## Instrução escrita 1
Segundo o trecho, qual aniversário de casamento jamais pode ser esquecido?
## Instrução escrita 2
Atualize o trecho de "Há quem defenda" a "direito de mosquear.", trocando "fogos de artifício" por "rojões".

───── Trecho

Há quem defenda que um homem tem o direito de deixar escapar a data em que aconteceram as núpcias. Não que seja esse um direito líquido, muito menos que seja ele certo. Digamos que esteja enquadrado na categoria dos direitos adquiridos. Explico: o primeiro aniversário jamais pode ser esquecido. Jamais! Teoricamente, dentro do intervalo de um ano, ainda ferve nas veias o calor da paixão. Em seu nome, muitos fogos de artifício estarão posicionados para comemorar a data. Ignorar solenemente tal bateria é um pecado inominável, uma insensibilidade brutal, um desperdício ridículo. Do segundo até o quarto aniversário, com ou sem filhos, o lapso passa a ser incomum, mas já existe quem faça jus ao direito de mosquear.
Entre o sexto e o sétimo ano, em média, os homens começam gradativamente a obter um certo direito de esquecer a data que está impressa em baixo relevo no ouro da aliança. Sabe como é: muito trabalho, correria, responsabilidades… Futebol, música, pescarias, chopes, essas coisas de maridos. Com a atenção voltada mais para datas como as do vencimento do cartão de crédito, o prazo do imposto de renda ou a entrega de um relatório, os dias, semanas e meses se embaralham e, quando se vê, o dia chegou. Pior: chegou ontem. Muito pior: chegou semana passada. Aí bate a culpa… Porém, entre o décimo segundo e o décimo terceiro ano de matrimônio, se as falhas persistirem, a tal culpa acabará esquecida também.
Bom, mas se nós homens temos, ou adquirimos, o direito de esquecer a data de aniversário de casamento sem fazer disso um pecado mortal, nem por isso nos furtamos de alguns deveres. É nossa obrigação, claro, cobrar da esposa a razão pela qual ela abandonou um dos seus hábitos mais elementares: o de nos dar indiretas pouco antes do dia chegar. Ora, se ela jamais esquecerá a data, se ela sabe por tradição que corre o risco de ver o dia passar em branco, se ela conta com aquele jantar especial, por que atirar sobre nossos ombros toda a responsabilidade? Isso não faz o menor sentido! Nós crescemos assistindo nossas mães lembrando nossos pais de compromissos dessa natureza. Não é justo que, logo agora, não tenhamos mais esse direito. Devemos reclamar!
Outro dever do homem é o de cuidar especialmente dos quinquênios (nossa, que falta faz o trema…). O quinto, o décimo, o décimo quinto aniversário de casamento, e assim por diante, pede um esforço extraordinário de atenção. Fica abolida a regra das dicas por uma razão sórdida: elas estarão nos testando e, por isso, pouco darão pistas sobre a proximidade da data. Também existe compromisso tácito de presentear a esposa com algo marcante a cada cinco anos. O momento não é bom? Deu um presentão ano passado? Acabamos de nos mudar? Azar o seu! Faça o possível, o impossível e, de preferência, faça uma surpresa. É injusto dizer que as mulheres servem-se da memória tão somente para o mal. As recordações funcionam às vezes para o bem, garanto. Por isso, outro dia maravilhoso e inesquecível contará muitos pontos na relação. Ou, Deus nos livre, no indesejado rompimento. Lembre-se disso.
A propósito, ao meu anjo, Feliz (nosso) Aniversário!

──────────
───── Informações registradas

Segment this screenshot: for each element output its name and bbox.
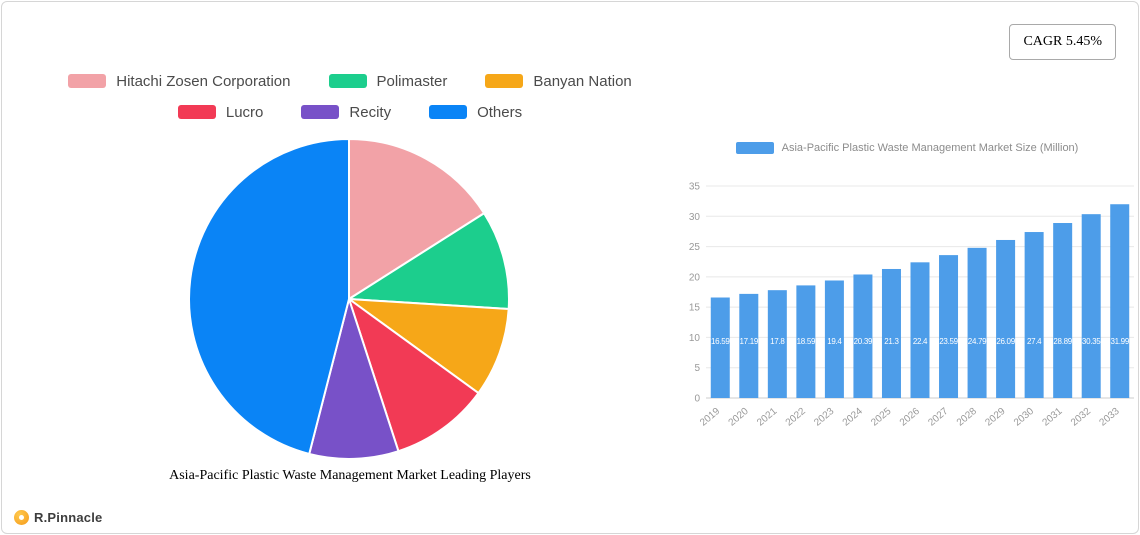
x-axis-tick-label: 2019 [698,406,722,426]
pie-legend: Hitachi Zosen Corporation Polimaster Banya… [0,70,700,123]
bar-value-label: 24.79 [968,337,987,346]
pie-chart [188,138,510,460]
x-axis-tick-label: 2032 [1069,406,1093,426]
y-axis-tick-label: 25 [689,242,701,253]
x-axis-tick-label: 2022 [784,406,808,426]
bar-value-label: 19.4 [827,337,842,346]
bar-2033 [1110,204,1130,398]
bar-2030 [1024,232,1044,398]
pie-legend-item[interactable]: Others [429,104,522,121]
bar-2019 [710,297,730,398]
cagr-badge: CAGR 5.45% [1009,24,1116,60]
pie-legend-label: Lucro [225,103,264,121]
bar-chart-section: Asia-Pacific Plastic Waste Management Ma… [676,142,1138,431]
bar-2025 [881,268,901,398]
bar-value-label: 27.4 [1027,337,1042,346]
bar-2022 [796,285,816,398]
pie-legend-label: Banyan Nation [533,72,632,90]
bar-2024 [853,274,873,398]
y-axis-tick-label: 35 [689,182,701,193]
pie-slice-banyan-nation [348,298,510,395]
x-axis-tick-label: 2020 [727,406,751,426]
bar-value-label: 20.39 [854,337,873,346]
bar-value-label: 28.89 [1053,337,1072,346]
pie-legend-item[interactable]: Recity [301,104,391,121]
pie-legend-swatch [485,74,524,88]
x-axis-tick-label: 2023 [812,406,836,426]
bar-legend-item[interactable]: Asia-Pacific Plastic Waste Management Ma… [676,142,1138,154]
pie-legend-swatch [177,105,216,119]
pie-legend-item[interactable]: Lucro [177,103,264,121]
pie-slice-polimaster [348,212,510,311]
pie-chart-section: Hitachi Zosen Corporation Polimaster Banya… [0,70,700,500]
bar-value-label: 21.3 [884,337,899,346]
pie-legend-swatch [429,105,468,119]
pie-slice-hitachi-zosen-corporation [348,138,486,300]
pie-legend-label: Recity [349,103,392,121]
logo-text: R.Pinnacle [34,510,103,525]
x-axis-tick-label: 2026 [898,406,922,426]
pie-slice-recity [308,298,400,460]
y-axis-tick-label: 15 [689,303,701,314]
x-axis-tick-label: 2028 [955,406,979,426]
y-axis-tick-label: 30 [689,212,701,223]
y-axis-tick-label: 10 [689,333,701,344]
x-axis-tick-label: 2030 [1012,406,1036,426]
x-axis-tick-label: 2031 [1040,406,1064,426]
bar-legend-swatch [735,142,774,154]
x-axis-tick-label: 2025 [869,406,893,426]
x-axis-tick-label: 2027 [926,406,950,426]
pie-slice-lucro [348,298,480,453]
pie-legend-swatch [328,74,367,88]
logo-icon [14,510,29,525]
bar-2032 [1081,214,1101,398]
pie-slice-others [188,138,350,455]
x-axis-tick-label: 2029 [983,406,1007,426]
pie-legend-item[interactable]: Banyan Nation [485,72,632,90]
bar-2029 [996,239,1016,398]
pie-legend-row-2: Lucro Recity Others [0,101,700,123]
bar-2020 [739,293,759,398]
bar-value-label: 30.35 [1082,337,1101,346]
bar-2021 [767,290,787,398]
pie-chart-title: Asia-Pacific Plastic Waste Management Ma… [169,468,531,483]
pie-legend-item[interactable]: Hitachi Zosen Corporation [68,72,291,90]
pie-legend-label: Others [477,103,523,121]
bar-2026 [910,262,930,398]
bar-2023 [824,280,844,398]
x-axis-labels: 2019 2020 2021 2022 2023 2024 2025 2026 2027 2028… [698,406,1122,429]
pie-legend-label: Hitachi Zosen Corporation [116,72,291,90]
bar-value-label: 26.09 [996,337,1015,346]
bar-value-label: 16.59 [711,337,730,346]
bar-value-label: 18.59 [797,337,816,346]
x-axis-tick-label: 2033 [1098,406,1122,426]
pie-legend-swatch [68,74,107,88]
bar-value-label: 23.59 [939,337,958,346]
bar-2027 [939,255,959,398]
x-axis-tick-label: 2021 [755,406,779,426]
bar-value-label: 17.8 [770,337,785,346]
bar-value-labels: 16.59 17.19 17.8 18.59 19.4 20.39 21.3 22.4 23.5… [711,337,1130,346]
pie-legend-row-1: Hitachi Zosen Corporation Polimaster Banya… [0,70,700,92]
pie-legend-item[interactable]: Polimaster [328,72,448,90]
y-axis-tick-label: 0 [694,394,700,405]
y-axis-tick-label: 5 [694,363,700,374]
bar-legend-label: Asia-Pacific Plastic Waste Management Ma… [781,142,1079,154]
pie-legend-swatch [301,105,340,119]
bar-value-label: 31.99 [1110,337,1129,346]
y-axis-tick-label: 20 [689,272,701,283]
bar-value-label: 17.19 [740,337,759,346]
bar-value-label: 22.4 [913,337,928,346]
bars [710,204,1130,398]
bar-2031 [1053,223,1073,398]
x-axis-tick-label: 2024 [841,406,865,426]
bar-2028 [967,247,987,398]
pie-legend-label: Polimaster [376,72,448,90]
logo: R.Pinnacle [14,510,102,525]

──────────
───── Informações registradas

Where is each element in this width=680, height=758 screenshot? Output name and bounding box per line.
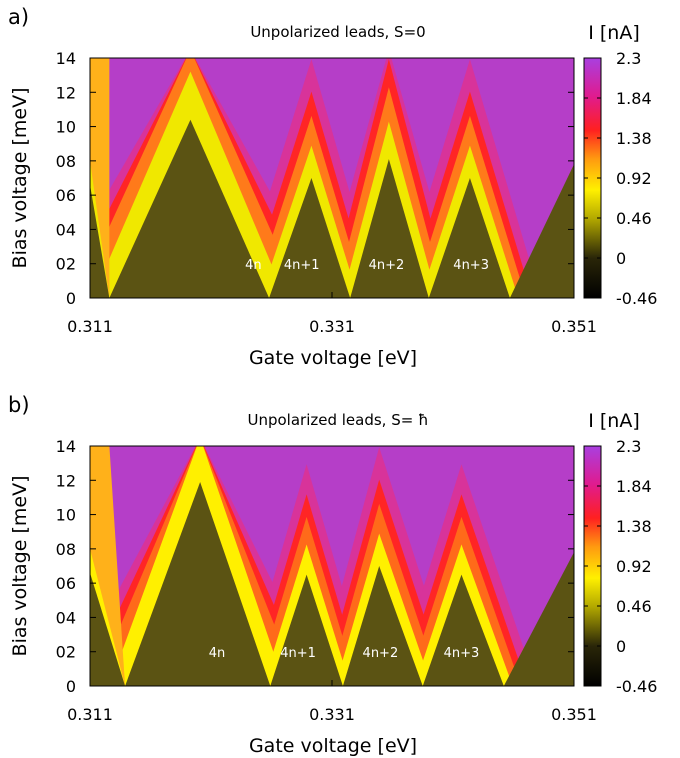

──────────

## Resultado da tarefa 1
O primeiro aniversário.

## Resultado da tarefa 2
Há quem defenda que um homem tem o direito de deixar escapar a data em que aconteceram as núpcias. Não que seja esse um direito líquido, muito menos que seja ele certo. Digamos que esteja enquadrado na categoria dos direitos adquiridos. Explico: o primeiro aniversário jamais pode ser esquecido. Jamais! Teoricamente, dentro do intervalo de um ano, ainda ferve nas veias o calor da paixão. Em seu nome, muitos rojões estarão posicionados para comemorar a data. Ignorar solenemente tal bateria é um pecado inominável, uma insensibilidade brutal, um desperdício ridículo. Do segundo até o quarto aniversário, com ou sem filhos, o lapso passa a ser incomum, mas já existe quem faça jus ao direito de mosquear.